CHALLENGE: Go through the material below, count the lines with the word "місяць", and reply with the count alone.

LISTED ENTRIES:
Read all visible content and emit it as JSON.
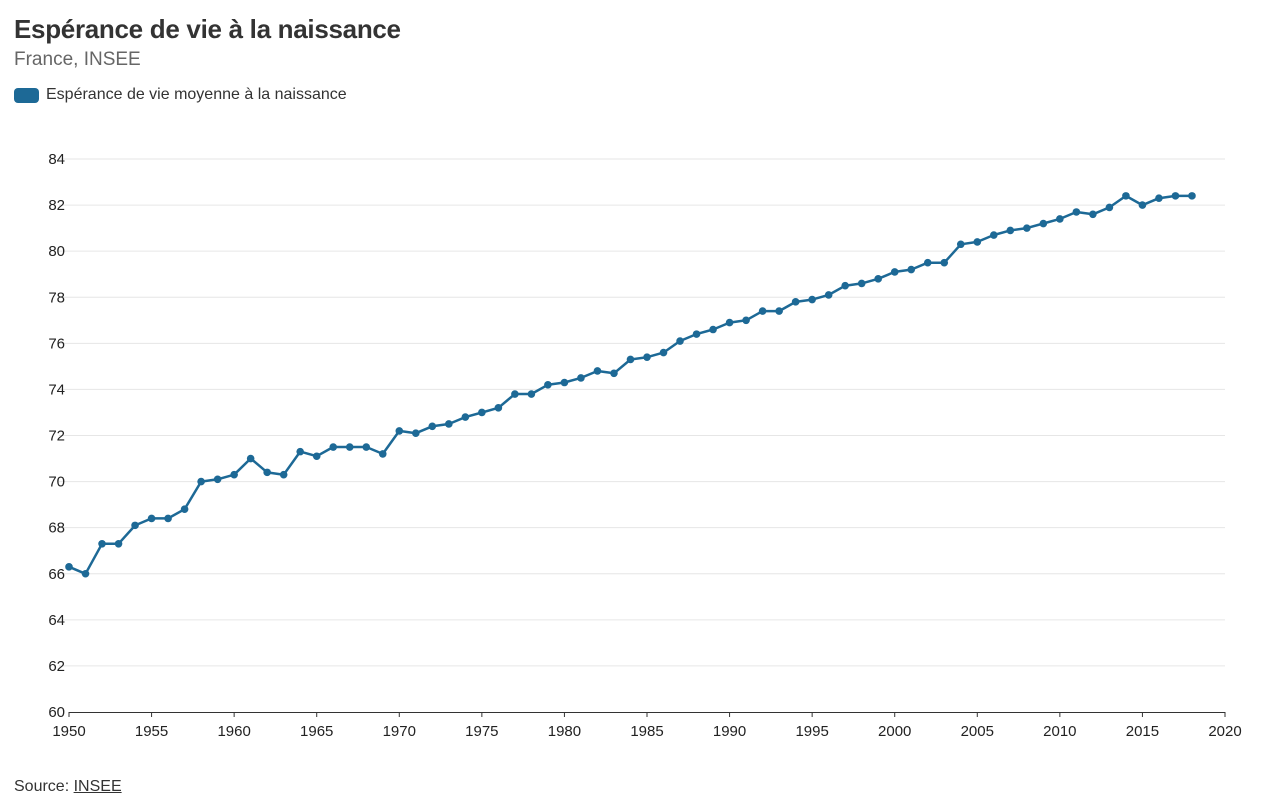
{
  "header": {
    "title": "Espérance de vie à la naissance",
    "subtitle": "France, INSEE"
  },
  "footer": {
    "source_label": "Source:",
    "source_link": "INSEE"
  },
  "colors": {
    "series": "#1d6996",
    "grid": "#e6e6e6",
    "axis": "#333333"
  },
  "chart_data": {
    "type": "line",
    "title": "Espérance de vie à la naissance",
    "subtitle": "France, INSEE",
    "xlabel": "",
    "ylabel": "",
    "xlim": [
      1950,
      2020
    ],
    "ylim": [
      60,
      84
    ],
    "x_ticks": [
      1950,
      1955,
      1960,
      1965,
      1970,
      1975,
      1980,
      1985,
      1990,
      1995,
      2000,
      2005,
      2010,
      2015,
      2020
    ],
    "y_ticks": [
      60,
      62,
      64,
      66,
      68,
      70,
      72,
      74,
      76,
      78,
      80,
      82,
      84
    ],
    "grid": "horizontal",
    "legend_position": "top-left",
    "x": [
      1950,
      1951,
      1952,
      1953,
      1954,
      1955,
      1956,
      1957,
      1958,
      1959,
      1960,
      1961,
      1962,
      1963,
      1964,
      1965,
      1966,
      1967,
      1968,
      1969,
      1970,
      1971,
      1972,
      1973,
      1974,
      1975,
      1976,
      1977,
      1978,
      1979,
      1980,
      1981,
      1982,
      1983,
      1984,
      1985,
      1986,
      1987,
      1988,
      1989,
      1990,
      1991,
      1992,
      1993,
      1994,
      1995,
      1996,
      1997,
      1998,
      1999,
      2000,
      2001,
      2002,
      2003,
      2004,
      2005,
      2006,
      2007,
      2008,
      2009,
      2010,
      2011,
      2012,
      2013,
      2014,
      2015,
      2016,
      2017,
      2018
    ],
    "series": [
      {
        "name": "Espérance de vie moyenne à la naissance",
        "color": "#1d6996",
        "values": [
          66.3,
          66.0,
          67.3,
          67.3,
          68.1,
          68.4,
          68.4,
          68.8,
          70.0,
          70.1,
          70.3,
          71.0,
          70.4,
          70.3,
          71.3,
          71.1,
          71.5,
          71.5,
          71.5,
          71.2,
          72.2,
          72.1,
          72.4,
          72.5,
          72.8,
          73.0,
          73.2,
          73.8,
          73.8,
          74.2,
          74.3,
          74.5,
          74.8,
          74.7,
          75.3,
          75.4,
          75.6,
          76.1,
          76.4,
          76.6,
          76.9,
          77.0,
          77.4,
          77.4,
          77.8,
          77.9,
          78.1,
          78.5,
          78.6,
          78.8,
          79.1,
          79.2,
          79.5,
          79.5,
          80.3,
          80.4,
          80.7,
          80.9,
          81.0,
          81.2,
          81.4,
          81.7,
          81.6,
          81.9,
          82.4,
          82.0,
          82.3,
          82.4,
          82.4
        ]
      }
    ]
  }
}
==
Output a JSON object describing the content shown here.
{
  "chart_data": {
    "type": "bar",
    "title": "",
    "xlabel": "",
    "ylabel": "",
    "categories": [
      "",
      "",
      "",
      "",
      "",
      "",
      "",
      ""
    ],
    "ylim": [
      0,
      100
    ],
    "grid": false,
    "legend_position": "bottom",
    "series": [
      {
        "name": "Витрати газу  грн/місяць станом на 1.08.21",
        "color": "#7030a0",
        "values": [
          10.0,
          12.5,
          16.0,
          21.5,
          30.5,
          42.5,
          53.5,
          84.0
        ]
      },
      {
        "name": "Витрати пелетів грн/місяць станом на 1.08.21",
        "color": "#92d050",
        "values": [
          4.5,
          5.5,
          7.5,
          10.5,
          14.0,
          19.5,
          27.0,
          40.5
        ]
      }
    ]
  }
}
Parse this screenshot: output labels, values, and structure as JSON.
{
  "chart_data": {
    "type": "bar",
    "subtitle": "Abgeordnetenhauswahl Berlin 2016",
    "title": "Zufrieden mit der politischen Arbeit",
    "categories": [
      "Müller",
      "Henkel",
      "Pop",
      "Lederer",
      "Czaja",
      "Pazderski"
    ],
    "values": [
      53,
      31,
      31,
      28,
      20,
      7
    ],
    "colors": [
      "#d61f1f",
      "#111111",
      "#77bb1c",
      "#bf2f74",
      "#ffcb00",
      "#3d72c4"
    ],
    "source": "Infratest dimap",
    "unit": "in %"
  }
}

WRITTEN RESPONSE: 2